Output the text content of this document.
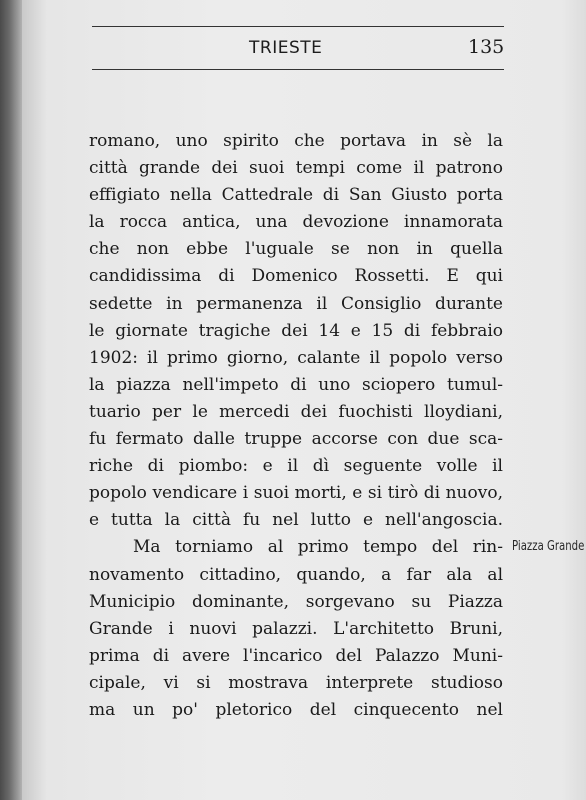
TRIESTE	135
romano, uno spirito che portava in sè la
città grande dei suoi tempi come il patrono
effigiato nella Cattedrale di San Giusto porta
la rocca antica, una devozione innamorata
che non ebbe l'uguale se non in quella
candidissima di Domenico Rossetti. E qui
sedette in permanenza il Consiglio durante
le giornate tragiche dei 14 e 15 di febbraio
1902: il primo giorno, calante il popolo verso
la piazza nell'impeto di uno sciopero tumul-
tuario per le mercedi dei fuochisti lloydiani,
fu fermato dalle truppe accorse con due sca-
riche di piombo: e il dì seguente volle il
popolo vendicare i suoi morti, e si tirò di nuovo,
e tutta la città fu nel lutto e nell'angoscia.
Ma torniamo al primo tempo del rin-
novamento cittadino, quando, a far ala al
Municipio dominante, sorgevano su Piazza
Grande i nuovi palazzi. L'architetto Bruni,
prima di avere l'incarico del Palazzo Muni-
cipale, vi si mostrava interprete studioso
ma un po' pletorico del cinquecento nel
Piazza Grande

•••••

WHAT IS ASKED
Using the listing above, gather each line that holds the string "popolo" and copy it.

TASK RESPONSE
1902: il primo giorno, calante il popolo verso
popolo vendicare i suoi morti, e si tirò di nuovo,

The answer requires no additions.